**Stated goal**
Find the word "জনবল" in the material below and gather every line that contains it.

________________________________________

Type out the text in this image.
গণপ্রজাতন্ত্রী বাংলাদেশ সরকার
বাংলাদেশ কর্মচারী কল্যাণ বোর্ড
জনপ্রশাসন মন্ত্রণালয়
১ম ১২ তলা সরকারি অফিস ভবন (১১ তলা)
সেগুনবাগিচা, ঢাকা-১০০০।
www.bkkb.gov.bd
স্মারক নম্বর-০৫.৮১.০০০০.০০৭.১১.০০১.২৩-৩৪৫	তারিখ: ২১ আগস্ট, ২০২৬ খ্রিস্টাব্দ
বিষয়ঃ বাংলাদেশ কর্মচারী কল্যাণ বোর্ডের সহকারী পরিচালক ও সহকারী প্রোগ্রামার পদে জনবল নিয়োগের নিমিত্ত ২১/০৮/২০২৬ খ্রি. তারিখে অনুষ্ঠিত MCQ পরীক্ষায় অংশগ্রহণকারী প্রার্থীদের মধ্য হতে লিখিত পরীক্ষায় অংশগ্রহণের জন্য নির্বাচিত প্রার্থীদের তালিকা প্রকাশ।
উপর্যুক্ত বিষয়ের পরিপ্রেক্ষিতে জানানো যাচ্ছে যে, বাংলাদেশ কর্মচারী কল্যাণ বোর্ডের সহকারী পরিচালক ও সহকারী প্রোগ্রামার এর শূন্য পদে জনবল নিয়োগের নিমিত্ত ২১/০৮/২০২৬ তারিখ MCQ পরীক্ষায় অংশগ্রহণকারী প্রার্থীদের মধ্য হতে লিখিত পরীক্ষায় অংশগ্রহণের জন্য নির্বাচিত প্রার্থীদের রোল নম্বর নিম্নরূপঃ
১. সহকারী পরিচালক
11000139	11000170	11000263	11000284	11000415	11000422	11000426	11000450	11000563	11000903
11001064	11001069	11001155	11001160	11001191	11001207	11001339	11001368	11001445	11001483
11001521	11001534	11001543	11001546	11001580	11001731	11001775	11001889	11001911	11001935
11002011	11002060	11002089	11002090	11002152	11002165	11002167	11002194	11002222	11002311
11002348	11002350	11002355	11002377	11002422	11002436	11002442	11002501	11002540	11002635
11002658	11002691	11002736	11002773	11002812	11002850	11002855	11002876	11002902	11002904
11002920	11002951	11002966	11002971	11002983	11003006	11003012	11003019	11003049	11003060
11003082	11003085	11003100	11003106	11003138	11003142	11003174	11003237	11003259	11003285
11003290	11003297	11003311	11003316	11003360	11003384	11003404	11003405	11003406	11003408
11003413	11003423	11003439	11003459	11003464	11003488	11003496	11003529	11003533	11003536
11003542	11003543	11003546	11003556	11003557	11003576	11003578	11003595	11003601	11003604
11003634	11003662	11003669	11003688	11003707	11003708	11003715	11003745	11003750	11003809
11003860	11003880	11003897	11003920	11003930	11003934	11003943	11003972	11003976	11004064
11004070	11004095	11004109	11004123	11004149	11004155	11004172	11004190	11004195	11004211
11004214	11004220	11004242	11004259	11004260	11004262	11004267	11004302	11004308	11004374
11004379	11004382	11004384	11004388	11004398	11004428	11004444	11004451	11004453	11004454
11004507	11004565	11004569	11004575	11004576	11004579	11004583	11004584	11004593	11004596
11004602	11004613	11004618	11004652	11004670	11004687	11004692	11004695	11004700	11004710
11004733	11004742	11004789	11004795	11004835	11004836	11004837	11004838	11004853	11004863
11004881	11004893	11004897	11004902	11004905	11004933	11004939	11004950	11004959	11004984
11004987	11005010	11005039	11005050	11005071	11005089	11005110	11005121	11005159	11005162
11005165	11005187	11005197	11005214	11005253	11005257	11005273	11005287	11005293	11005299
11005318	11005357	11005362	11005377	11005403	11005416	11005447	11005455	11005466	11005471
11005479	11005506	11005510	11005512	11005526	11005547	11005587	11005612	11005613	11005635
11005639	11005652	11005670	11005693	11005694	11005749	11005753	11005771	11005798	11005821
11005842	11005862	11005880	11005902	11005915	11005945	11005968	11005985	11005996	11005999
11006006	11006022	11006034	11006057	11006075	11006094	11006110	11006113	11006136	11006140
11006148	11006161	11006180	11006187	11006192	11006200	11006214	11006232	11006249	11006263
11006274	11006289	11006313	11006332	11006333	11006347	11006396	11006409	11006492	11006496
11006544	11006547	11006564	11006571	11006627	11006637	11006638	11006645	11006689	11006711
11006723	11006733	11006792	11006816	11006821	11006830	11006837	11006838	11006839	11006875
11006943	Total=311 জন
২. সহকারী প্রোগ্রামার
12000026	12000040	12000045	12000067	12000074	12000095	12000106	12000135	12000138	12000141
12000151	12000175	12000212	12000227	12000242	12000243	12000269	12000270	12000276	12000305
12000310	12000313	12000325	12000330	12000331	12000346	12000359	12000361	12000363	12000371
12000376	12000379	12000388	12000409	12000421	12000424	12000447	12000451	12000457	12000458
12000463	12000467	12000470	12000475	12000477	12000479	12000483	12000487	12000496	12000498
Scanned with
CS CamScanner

________________________________________

**Response to this task**
বিষয়ঃ বাংলাদেশ কর্মচারী কল্যাণ বোর্ডের সহকারী পরিচালক ও সহকারী প্রোগ্রামার পদে জনবল নিয়োগের নিমিত্ত ২১/০৮/২০২৬ খ্রি. তারিখে অনুষ্ঠিত MCQ পরীক্ষায় অংশগ্রহণকারী প্রার্থীদের মধ্য হতে লিখিত পরীক্ষায় অংশগ্রহণের জন্য নির্বাচিত প্রার্থীদের তালিকা প্রকাশ।
উপর্যুক্ত বিষয়ের পরিপ্রেক্ষিতে জানানো যাচ্ছে যে, বাংলাদেশ কর্মচারী কল্যাণ বোর্ডের সহকারী পরিচালক ও সহকারী প্রোগ্রামার এর শূন্য পদে জনবল নিয়োগের নিমিত্ত ২১/০৮/২০২৬ তারিখ MCQ পরীক্ষায় অংশগ্রহণকারী প্রার্থীদের মধ্য হতে লিখিত পরীক্ষায় অংশগ্রহণের জন্য নির্বাচিত প্রার্থীদের রোল নম্বর নিম্নরূপঃ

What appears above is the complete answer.